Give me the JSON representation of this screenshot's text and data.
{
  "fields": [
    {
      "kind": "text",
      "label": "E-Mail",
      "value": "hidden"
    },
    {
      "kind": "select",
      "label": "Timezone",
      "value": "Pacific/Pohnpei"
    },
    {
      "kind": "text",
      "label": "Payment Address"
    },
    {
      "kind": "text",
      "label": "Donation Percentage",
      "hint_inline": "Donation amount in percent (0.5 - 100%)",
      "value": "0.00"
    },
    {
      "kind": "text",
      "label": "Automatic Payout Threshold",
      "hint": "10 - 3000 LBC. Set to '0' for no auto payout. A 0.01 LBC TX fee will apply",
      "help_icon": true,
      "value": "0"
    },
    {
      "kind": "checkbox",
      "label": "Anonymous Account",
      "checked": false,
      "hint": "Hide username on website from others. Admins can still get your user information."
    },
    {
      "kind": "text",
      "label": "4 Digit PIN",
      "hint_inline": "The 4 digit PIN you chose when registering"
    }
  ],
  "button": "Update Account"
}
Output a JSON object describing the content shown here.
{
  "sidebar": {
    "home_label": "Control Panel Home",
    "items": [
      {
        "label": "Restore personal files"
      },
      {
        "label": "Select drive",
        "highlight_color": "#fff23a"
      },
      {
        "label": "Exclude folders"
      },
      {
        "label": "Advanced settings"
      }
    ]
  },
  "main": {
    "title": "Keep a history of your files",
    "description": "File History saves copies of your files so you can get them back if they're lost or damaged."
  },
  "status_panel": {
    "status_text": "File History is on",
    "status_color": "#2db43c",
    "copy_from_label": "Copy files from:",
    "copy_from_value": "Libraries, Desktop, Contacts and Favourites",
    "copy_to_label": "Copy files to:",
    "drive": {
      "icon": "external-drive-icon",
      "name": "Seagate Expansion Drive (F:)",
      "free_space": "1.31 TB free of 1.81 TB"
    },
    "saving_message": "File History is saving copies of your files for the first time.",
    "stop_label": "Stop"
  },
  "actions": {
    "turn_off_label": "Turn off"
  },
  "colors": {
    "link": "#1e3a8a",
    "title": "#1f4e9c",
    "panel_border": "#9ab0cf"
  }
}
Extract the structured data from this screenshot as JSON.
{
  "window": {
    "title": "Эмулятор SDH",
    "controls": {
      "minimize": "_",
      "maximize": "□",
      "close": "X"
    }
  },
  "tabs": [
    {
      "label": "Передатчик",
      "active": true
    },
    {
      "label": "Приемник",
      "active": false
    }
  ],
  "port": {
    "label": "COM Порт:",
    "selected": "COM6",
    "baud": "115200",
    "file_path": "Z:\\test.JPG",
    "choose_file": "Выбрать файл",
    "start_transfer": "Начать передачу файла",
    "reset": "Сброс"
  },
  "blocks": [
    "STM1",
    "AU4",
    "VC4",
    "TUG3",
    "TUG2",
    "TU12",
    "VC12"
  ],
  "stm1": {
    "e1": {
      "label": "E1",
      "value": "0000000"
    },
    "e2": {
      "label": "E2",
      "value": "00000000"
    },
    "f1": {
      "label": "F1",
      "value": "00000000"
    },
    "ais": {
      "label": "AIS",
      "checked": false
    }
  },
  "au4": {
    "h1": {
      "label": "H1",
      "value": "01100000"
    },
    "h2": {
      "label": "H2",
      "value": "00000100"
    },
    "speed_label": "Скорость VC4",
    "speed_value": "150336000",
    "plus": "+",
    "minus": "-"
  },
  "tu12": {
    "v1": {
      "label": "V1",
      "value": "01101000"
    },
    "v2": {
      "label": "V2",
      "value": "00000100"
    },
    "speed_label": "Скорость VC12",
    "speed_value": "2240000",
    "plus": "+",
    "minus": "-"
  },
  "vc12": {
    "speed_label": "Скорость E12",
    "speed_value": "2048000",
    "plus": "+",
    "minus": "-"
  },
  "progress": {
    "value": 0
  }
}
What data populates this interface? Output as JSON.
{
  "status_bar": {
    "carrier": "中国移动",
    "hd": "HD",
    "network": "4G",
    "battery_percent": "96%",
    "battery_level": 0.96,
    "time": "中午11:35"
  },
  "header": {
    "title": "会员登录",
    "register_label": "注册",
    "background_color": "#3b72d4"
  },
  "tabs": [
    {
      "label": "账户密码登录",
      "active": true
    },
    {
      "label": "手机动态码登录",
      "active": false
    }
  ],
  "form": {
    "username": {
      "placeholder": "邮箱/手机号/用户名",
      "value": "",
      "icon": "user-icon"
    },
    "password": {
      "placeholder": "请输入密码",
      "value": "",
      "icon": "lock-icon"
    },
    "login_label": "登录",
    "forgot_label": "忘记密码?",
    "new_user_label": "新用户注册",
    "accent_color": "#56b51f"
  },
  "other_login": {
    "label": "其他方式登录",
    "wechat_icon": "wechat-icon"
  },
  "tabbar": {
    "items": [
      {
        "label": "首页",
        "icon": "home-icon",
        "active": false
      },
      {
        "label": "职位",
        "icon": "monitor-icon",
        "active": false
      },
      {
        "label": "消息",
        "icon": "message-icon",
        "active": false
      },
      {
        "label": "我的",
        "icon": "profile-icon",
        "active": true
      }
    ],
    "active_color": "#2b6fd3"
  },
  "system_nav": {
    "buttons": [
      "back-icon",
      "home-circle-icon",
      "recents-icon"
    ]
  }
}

> Direction: Reproduce the records word for word.

> Reply:
Give me the JSON representation of this screenshot's text and data.
{
  "fields": [
    {
      "kind": "text",
      "label": "E-Mail",
      "value": "hidden"
    },
    {
      "kind": "select",
      "label": "Timezone",
      "value": "Pacific/Pohnpei"
    },
    {
      "kind": "text",
      "label": "Payment Address"
    },
    {
      "kind": "text",
      "label": "Donation Percentage",
      "hint_inline": "Donation amount in percent (0.5 - 100%)",
      "value": "0.00"
    },
    {
      "kind": "text",
      "label": "Automatic Payout Threshold",
      "hint": "10 - 3000 LBC. Set to '0' for no auto payout. A 0.01 LBC TX fee will apply",
      "help_icon": true,
      "value": "0"
    },
    {
      "kind": "checkbox",
      "label": "Anonymous Account",
      "checked": false,
      "hint": "Hide username on website from others. Admins can still get your user information."
    },
    {
      "kind": "text",
      "label": "4 Digit PIN",
      "hint_inline": "The 4 digit PIN you chose when registering"
    }
  ],
  "button": "Update Account"
}
Output a JSON object describing the content shown here.
{
  "sidebar": {
    "home_label": "Control Panel Home",
    "items": [
      {
        "label": "Restore personal files"
      },
      {
        "label": "Select drive",
        "highlight_color": "#fff23a"
      },
      {
        "label": "Exclude folders"
      },
      {
        "label": "Advanced settings"
      }
    ]
  },
  "main": {
    "title": "Keep a history of your files",
    "description": "File History saves copies of your files so you can get them back if they're lost or damaged."
  },
  "status_panel": {
    "status_text": "File History is on",
    "status_color": "#2db43c",
    "copy_from_label": "Copy files from:",
    "copy_from_value": "Libraries, Desktop, Contacts and Favourites",
    "copy_to_label": "Copy files to:",
    "drive": {
      "icon": "external-drive-icon",
      "name": "Seagate Expansion Drive (F:)",
      "free_space": "1.31 TB free of 1.81 TB"
    },
    "saving_message": "File History is saving copies of your files for the first time.",
    "stop_label": "Stop"
  },
  "actions": {
    "turn_off_label": "Turn off"
  },
  "colors": {
    "link": "#1e3a8a",
    "title": "#1f4e9c",
    "panel_border": "#9ab0cf"
  }
}
Extract the structured data from this screenshot as JSON.
{
  "window": {
    "title": "Эмулятор SDH",
    "controls": {
      "minimize": "_",
      "maximize": "□",
      "close": "X"
    }
  },
  "tabs": [
    {
      "label": "Передатчик",
      "active": true
    },
    {
      "label": "Приемник",
      "active": false
    }
  ],
  "port": {
    "label": "COM Порт:",
    "selected": "COM6",
    "baud": "115200",
    "file_path": "Z:\\test.JPG",
    "choose_file": "Выбрать файл",
    "start_transfer": "Начать передачу файла",
    "reset": "Сброс"
  },
  "blocks": [
    "STM1",
    "AU4",
    "VC4",
    "TUG3",
    "TUG2",
    "TU12",
    "VC12"
  ],
  "stm1": {
    "e1": {
      "label": "E1",
      "value": "0000000"
    },
    "e2": {
      "label": "E2",
      "value": "00000000"
    },
    "f1": {
      "label": "F1",
      "value": "00000000"
    },
    "ais": {
      "label": "AIS",
      "checked": false
    }
  },
  "au4": {
    "h1": {
      "label": "H1",
      "value": "01100000"
    },
    "h2": {
      "label": "H2",
      "value": "00000100"
    },
    "speed_label": "Скорость VC4",
    "speed_value": "150336000",
    "plus": "+",
    "minus": "-"
  },
  "tu12": {
    "v1": {
      "label": "V1",
      "value": "01101000"
    },
    "v2": {
      "label": "V2",
      "value": "00000100"
    },
    "speed_label": "Скорость VC12",
    "speed_value": "2240000",
    "plus": "+",
    "minus": "-"
  },
  "vc12": {
    "speed_label": "Скорость E12",
    "speed_value": "2048000",
    "plus": "+",
    "minus": "-"
  },
  "progress": {
    "value": 0
  }
}
What data populates this interface? Output as JSON.
{
  "status_bar": {
    "carrier": "中国移动",
    "hd": "HD",
    "network": "4G",
    "battery_percent": "96%",
    "battery_level": 0.96,
    "time": "中午11:35"
  },
  "header": {
    "title": "会员登录",
    "register_label": "注册",
    "background_color": "#3b72d4"
  },
  "tabs": [
    {
      "label": "账户密码登录",
      "active": true
    },
    {
      "label": "手机动态码登录",
      "active": false
    }
  ],
  "form": {
    "username": {
      "placeholder": "邮箱/手机号/用户名",
      "value": "",
      "icon": "user-icon"
    },
    "password": {
      "placeholder": "请输入密码",
      "value": "",
      "icon": "lock-icon"
    },
    "login_label": "登录",
    "forgot_label": "忘记密码?",
    "new_user_label": "新用户注册",
    "accent_color": "#56b51f"
  },
  "other_login": {
    "label": "其他方式登录",
    "wechat_icon": "wechat-icon"
  },
  "tabbar": {
    "items": [
      {
        "label": "首页",
        "icon": "home-icon",
        "active": false
      },
      {
        "label": "职位",
        "icon": "monitor-icon",
        "active": false
      },
      {
        "label": "消息",
        "icon": "message-icon",
        "active": false
      },
      {
        "label": "我的",
        "icon": "profile-icon",
        "active": true
      }
    ],
    "active_color": "#2b6fd3"
  },
  "system_nav": {
    "buttons": [
      "back-icon",
      "home-circle-icon",
      "recents-icon"
    ]
  }
}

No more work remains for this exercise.